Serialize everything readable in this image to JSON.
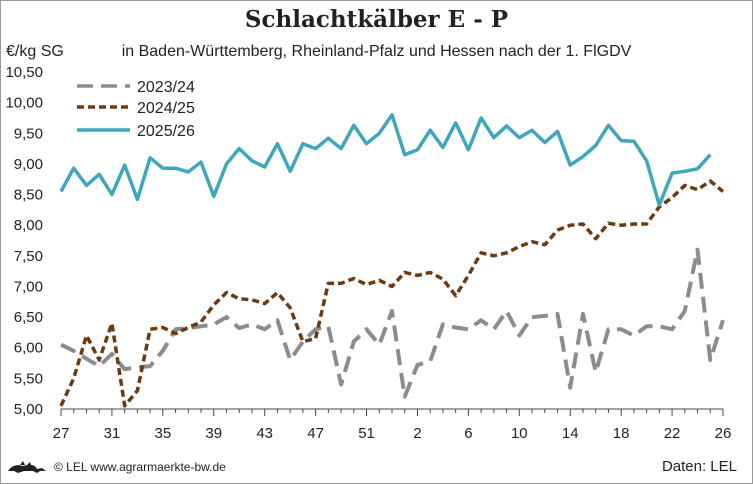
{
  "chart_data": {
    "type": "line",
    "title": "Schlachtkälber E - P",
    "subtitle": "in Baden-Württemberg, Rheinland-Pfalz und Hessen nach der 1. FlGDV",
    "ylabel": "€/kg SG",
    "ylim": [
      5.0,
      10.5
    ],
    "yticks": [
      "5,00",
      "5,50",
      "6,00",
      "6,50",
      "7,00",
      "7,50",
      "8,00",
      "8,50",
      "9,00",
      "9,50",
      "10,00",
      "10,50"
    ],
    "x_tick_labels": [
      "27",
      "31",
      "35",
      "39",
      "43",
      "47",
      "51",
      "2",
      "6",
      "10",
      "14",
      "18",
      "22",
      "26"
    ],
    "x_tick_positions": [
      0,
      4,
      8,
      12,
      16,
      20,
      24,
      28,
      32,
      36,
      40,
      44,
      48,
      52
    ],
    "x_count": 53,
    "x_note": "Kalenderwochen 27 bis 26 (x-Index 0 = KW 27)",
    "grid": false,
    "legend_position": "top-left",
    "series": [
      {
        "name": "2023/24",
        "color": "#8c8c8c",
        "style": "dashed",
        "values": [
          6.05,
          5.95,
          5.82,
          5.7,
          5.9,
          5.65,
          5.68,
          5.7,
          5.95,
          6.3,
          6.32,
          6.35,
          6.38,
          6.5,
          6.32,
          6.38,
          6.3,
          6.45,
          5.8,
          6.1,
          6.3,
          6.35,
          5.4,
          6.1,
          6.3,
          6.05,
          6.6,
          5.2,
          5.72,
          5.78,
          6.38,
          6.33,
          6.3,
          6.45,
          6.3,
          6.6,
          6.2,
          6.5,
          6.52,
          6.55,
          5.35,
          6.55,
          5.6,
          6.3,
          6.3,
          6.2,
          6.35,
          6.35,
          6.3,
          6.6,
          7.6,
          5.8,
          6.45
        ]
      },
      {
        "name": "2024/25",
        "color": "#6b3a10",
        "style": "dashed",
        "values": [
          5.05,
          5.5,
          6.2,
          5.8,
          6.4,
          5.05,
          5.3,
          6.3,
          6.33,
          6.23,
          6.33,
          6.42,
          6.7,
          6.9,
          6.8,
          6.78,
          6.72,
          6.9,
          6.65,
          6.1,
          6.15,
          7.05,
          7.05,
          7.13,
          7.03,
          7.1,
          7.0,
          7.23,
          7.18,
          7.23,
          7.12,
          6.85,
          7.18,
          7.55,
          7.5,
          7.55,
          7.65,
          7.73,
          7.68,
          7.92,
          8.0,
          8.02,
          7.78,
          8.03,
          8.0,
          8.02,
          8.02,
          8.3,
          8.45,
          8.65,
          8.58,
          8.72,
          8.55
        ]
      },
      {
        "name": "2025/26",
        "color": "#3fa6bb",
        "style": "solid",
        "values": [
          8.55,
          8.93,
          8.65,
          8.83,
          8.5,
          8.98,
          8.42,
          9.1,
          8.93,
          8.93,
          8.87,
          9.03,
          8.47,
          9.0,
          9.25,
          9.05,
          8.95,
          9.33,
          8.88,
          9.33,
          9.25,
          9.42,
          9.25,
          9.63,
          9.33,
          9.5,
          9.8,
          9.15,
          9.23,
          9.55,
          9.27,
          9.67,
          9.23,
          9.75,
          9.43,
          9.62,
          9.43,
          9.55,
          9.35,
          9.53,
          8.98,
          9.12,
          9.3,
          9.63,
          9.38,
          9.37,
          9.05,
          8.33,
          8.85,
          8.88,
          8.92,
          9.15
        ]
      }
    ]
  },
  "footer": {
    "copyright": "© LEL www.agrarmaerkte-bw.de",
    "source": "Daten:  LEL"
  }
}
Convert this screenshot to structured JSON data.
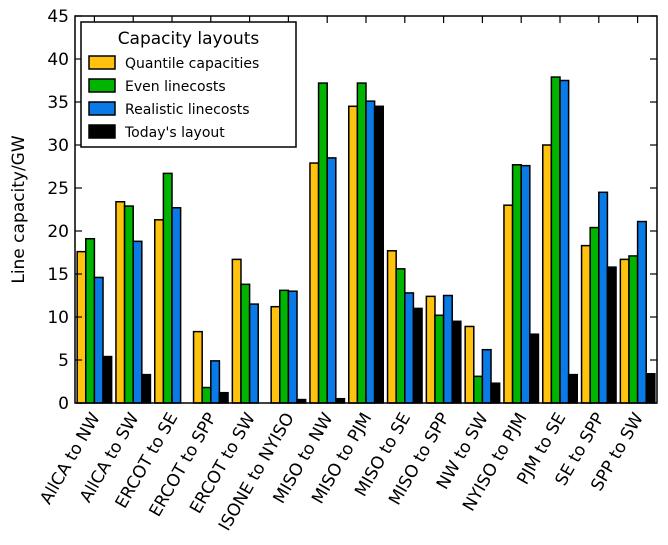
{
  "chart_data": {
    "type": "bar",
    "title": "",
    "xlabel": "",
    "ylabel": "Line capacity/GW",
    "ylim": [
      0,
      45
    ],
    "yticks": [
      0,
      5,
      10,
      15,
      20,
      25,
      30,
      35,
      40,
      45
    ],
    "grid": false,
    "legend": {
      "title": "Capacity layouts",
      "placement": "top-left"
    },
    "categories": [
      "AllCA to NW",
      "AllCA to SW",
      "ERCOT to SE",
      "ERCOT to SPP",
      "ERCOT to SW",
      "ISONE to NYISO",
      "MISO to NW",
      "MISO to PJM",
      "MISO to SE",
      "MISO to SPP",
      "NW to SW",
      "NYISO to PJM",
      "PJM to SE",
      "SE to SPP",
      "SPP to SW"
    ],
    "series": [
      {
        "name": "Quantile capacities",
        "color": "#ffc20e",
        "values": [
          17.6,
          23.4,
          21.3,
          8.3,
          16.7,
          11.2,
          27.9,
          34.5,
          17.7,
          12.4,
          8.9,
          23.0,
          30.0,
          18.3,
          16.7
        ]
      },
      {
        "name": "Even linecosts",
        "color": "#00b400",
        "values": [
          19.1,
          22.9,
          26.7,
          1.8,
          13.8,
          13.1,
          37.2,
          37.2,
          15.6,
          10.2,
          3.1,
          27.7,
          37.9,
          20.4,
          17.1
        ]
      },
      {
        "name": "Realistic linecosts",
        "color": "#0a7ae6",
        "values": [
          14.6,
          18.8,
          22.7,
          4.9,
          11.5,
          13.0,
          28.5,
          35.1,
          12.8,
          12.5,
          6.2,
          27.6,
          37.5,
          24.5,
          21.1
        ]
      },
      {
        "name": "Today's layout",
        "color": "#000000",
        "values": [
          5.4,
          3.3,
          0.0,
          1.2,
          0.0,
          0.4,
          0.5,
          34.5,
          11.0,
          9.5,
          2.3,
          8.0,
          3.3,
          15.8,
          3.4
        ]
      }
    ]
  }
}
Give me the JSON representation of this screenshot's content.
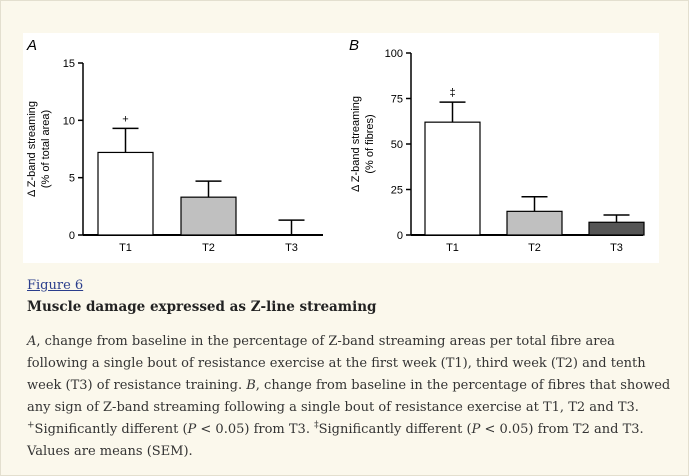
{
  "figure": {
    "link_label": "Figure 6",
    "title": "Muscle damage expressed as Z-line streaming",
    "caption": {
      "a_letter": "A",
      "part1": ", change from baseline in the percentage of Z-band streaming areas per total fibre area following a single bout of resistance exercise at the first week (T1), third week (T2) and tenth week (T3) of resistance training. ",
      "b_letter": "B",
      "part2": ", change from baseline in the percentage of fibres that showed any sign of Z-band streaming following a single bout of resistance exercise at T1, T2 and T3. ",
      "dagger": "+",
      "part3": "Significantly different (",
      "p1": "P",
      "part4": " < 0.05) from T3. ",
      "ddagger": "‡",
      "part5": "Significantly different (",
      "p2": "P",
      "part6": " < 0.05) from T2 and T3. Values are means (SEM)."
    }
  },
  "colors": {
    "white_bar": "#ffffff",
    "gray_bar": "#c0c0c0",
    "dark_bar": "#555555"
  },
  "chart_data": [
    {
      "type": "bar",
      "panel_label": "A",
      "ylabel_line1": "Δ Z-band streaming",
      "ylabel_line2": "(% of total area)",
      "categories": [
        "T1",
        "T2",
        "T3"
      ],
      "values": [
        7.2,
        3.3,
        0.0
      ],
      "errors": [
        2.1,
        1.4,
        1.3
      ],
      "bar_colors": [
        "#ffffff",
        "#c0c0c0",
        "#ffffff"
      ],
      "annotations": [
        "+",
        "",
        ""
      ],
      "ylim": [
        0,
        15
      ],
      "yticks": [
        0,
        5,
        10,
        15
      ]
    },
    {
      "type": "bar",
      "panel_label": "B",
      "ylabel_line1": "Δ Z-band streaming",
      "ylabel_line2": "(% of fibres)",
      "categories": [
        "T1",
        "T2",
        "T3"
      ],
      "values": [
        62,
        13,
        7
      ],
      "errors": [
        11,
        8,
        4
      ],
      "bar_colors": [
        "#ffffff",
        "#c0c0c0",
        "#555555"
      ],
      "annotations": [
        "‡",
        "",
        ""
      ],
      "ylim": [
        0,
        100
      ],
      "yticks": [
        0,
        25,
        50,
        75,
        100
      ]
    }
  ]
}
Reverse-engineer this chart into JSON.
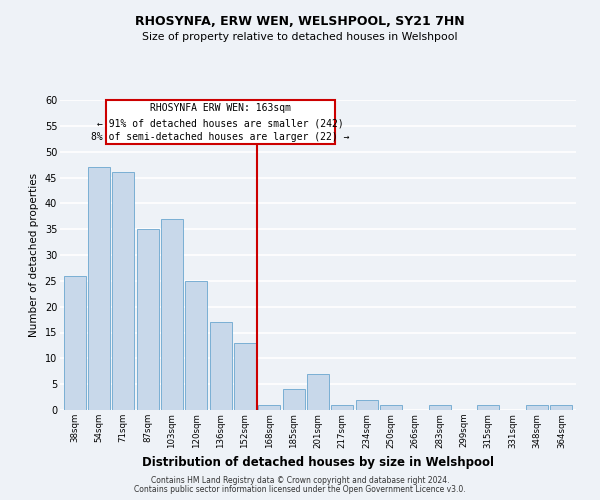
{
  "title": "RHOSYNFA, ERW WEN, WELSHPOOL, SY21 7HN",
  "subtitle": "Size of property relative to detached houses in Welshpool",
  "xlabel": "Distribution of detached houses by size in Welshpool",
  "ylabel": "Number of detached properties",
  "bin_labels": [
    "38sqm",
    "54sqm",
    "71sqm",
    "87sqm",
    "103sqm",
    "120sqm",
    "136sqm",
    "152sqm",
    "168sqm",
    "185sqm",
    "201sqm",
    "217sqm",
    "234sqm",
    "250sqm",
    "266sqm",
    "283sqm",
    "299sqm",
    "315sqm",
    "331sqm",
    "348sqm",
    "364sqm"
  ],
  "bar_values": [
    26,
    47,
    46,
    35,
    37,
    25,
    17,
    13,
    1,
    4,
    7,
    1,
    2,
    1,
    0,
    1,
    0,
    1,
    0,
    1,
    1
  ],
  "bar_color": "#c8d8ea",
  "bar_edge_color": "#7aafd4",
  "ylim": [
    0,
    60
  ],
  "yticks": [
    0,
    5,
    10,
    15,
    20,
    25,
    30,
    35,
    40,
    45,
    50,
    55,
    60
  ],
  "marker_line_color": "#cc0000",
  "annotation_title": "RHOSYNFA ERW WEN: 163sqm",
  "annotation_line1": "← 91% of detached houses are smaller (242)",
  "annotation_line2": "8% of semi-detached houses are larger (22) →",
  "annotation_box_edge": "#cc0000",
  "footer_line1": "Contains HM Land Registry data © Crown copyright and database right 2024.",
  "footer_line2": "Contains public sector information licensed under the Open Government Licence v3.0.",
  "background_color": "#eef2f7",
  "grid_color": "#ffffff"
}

What is required: Take every line that includes the string "name" and copy it.

Correct response:
        "name": "2023/24",
        "name": "2024/25",
        "name": "2025/26",
        "name": "Quantile capacities",
        "name": "Even linecosts",
        "name": "Realistic linecosts",
        "name": "Today's layout",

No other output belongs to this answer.